Task requirements: Your task is to copy each line that has the word "color".

[Provided material start]

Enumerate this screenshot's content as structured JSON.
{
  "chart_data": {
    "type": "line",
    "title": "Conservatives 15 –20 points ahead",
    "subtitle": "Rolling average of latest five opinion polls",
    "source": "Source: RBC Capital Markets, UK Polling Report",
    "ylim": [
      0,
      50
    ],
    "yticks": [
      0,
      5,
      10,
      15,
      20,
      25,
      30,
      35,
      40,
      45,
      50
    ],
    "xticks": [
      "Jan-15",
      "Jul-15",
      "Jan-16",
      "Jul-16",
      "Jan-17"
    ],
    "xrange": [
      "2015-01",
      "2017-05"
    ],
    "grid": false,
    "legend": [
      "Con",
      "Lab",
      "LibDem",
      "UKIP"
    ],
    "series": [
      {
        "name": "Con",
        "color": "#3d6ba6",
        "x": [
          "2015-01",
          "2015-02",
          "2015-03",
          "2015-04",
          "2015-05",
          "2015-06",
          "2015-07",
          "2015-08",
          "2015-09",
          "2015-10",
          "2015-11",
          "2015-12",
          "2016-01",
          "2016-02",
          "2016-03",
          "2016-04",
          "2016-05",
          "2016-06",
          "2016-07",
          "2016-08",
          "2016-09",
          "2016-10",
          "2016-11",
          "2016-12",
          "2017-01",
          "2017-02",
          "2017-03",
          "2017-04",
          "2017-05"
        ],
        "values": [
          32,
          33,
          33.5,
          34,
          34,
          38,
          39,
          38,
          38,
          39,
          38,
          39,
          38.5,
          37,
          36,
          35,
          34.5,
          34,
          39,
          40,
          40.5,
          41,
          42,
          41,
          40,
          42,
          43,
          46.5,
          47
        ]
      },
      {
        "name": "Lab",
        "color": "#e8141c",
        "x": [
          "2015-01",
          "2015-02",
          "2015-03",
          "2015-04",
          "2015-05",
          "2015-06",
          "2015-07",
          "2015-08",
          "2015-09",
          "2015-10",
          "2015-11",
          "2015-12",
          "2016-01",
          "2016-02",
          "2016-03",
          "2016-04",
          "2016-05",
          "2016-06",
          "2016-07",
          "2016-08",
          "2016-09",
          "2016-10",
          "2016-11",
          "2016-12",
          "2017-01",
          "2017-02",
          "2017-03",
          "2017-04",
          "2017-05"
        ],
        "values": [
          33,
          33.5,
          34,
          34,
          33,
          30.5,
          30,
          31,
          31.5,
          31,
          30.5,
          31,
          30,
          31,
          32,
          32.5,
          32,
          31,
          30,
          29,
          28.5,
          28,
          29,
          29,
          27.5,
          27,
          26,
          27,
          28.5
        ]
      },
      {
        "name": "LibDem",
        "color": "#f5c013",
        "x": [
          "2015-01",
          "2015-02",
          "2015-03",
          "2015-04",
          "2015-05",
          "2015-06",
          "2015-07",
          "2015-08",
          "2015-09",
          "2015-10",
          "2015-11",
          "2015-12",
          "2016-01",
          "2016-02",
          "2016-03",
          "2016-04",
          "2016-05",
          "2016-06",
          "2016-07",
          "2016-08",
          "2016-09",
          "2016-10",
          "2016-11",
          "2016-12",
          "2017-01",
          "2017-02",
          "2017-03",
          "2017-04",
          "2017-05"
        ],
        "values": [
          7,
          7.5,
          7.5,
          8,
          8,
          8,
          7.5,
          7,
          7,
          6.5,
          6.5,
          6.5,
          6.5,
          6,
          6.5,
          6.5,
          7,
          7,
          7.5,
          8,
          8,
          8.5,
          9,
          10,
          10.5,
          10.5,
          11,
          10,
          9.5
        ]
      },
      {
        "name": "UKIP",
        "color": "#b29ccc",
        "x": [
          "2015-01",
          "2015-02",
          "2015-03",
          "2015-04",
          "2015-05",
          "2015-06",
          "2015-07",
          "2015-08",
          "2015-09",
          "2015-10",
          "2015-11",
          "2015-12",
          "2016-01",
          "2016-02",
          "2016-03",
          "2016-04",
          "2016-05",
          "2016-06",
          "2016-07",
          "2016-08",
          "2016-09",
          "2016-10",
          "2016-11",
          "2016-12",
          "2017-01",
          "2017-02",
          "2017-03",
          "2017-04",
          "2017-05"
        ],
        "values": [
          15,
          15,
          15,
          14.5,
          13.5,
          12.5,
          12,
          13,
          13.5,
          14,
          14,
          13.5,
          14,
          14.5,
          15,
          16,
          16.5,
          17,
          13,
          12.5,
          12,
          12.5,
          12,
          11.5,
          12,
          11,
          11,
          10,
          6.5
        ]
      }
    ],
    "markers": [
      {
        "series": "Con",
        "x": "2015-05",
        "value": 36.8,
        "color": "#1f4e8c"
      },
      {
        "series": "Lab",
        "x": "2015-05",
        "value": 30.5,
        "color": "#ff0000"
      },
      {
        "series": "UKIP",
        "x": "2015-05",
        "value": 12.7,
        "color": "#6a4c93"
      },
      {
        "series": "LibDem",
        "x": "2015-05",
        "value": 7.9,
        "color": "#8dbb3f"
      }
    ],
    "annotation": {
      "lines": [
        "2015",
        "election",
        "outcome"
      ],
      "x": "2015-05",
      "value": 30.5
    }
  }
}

[Provided material end]

Output below:
        "color": "#3d6ba6",
        "color": "#e8141c",
        "color": "#f5c013",
        "color": "#b29ccc",
        "color": "#1f4e8c"
        "color": "#ff0000"
        "color": "#6a4c93"
        "color": "#8dbb3f"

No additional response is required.